─── Source text ───

B2B Sales Cycles are a Fraction of the Buying Cycle
Posted on February 19, 2014
Lori Wizdo posted on the Forrester blog in 2012 that B2B decision makers are 65%-90% decided before contacting a vendor. MarketingProfs published a great Infographic in yesterday’s feed further outlining the challenges of demand generation for B2B marketers. What this means is that the amount of time a vendor has to actually persuade a buyer to purchase has shrunk to one-quarter of the amount of time the buyer will spend in the buying cycle.
What’s a B2B marketer to do? The answer: get found earlier in the buying cycle so that you are creating brand preference before the buyer contacts your sales channels.
The problem? Many B2B executives are in denial about the DIY approach buyers use to learn about products and instead prefer to talk about themselves instead of educating buyers to build trust. Why? Because building trust takes time but pitching products is instant.
This “microwave mentality” (I spend money this week so I want to see leads next week) is putting B2B marketers in a no-win situation. One question every CMO needs to ask is this: “Am I selling or helping people buy?”

───

> **Problem to work on**: Please quote the post on B2B sales cycles word for word, from "B2B Sales Cycles" up to and including "your sales channels.".

─── Extracted entries ───

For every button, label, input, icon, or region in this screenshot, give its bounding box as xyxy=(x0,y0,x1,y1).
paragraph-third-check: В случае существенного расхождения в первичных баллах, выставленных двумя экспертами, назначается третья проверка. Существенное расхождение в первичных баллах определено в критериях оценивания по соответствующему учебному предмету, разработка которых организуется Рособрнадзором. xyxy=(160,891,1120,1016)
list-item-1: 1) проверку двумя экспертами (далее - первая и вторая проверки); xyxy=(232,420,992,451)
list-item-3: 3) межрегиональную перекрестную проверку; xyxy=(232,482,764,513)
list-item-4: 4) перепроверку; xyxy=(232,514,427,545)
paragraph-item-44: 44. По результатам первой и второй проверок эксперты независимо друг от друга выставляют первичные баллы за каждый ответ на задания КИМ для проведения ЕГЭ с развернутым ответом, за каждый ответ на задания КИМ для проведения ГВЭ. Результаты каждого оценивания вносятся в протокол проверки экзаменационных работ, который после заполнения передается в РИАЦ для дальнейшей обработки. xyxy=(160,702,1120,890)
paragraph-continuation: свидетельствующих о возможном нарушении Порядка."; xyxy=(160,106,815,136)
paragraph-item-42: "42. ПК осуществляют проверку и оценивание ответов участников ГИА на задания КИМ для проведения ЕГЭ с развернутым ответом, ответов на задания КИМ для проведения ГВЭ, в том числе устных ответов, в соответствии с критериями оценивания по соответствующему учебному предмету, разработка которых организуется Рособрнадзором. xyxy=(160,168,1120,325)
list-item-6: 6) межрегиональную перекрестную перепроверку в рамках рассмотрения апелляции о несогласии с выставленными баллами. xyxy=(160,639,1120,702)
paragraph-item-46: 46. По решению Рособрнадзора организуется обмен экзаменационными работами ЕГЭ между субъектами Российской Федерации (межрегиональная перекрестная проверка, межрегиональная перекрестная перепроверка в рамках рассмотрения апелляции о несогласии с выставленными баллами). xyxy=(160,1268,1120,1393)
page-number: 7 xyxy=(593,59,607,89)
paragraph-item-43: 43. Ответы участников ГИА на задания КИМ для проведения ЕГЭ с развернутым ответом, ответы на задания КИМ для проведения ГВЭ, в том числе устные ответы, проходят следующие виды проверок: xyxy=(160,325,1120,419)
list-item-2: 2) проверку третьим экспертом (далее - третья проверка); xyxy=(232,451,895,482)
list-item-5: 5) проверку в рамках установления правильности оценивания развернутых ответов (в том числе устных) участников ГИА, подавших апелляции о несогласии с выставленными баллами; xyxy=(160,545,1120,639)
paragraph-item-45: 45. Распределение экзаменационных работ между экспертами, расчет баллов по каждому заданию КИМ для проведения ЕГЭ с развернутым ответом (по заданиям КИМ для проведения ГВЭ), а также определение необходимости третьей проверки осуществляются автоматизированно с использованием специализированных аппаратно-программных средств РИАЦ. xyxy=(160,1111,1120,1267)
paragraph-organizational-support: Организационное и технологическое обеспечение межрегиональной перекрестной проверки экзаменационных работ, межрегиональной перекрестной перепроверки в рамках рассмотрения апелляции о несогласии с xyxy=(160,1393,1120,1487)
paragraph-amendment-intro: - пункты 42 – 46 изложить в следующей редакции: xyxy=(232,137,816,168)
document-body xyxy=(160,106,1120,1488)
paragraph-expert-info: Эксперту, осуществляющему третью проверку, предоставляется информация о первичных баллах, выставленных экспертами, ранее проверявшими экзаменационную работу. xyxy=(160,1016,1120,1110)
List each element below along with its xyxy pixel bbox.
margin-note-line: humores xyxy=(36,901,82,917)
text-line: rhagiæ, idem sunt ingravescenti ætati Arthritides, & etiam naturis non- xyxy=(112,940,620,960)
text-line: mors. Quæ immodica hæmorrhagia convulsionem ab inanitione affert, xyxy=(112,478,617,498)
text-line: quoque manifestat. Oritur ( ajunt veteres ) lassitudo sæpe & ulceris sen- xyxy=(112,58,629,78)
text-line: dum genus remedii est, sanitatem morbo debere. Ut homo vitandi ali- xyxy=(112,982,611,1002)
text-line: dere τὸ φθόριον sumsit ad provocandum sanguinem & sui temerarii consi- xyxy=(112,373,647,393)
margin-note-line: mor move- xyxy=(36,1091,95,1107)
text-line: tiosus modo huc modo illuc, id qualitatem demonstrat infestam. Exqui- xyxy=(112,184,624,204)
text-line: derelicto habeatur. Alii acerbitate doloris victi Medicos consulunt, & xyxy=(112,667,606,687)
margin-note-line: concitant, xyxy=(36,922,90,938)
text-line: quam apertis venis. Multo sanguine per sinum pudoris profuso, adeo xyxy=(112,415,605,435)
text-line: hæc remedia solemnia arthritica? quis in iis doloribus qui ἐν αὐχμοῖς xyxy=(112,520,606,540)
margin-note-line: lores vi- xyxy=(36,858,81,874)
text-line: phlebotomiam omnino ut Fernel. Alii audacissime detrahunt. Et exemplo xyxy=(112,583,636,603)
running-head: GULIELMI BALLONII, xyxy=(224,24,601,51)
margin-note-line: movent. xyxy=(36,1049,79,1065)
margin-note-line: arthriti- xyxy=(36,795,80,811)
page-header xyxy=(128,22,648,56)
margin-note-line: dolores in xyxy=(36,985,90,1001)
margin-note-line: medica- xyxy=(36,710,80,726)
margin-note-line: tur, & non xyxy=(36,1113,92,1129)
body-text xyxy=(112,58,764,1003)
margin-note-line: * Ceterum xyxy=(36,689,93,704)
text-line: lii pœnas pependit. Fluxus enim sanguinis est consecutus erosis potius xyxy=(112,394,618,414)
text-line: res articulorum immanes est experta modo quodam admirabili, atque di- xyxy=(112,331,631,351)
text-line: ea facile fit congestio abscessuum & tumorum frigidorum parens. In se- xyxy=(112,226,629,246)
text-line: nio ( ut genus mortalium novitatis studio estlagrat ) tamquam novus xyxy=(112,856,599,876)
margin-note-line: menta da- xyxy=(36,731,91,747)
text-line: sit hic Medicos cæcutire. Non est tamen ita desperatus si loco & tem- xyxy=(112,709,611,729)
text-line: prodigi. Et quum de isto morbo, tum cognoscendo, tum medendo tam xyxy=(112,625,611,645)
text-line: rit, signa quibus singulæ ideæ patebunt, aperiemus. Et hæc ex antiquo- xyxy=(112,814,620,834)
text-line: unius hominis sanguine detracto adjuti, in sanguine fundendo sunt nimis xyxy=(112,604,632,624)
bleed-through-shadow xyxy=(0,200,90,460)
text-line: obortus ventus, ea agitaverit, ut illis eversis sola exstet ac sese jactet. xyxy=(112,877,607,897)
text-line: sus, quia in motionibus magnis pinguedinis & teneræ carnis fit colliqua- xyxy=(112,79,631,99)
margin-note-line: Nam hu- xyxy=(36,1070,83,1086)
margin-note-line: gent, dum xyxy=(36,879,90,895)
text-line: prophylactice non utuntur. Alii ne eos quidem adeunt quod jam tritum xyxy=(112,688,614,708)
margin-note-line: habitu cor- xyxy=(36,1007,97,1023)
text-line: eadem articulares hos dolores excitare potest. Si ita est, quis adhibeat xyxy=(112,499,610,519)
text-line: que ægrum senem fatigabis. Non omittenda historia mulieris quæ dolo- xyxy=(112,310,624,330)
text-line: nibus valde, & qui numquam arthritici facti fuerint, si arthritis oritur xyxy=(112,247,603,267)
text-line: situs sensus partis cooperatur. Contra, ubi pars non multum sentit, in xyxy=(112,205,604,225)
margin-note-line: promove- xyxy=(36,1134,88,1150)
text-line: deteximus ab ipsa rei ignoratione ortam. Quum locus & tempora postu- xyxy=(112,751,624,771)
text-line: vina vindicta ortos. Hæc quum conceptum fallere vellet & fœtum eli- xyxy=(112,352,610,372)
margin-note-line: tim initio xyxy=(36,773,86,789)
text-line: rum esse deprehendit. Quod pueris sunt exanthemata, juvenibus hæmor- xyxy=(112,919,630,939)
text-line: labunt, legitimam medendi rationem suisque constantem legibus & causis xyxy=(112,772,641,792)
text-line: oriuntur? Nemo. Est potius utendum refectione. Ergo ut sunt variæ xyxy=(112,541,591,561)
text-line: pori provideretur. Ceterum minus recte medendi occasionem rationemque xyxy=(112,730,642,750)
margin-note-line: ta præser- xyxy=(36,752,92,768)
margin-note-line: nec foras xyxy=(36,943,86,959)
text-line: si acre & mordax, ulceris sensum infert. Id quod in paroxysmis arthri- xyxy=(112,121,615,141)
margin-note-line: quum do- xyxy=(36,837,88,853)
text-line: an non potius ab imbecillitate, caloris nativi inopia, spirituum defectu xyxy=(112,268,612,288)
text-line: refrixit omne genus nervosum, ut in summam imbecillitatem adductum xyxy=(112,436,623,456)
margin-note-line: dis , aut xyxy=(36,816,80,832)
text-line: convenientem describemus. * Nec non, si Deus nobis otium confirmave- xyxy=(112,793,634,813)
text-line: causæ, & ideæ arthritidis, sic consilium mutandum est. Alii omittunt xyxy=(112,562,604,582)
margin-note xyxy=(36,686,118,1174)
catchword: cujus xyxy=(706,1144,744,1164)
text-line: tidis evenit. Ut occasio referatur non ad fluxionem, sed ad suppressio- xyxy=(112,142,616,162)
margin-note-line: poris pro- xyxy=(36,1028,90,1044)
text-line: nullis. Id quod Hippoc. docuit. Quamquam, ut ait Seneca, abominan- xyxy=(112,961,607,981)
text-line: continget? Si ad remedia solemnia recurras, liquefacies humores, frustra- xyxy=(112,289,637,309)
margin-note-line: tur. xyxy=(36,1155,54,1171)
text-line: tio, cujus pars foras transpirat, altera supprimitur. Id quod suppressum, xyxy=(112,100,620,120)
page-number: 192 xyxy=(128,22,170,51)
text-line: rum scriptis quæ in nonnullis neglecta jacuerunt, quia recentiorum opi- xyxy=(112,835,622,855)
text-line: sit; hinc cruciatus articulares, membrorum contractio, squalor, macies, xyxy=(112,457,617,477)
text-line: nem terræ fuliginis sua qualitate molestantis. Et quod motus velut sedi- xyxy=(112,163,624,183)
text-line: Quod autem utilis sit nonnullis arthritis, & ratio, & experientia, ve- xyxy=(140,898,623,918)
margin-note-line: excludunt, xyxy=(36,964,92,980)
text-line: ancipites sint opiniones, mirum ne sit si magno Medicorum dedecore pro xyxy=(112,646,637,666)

───

> **Output of the task**:
B2B Sales Cycles are a Fraction of the Buying Cycle
Posted on February 19, 2014
Lori Wizdo posted on the Forrester blog in 2012 that B2B decision makers are 65%-90% decided before contacting a vendor. MarketingProfs published a great Infographic in yesterday’s feed further outlining the challenges of demand generation for B2B marketers. What this means is that the amount of time a vendor has to actually persuade a buyer to purchase has shrunk to one-quarter of the amount of time the buyer will spend in the buying cycle.
What’s a B2B marketer to do? The answer: get found earlier in the buying cycle so that you are creating brand preference before the buyer contacts your sales channels.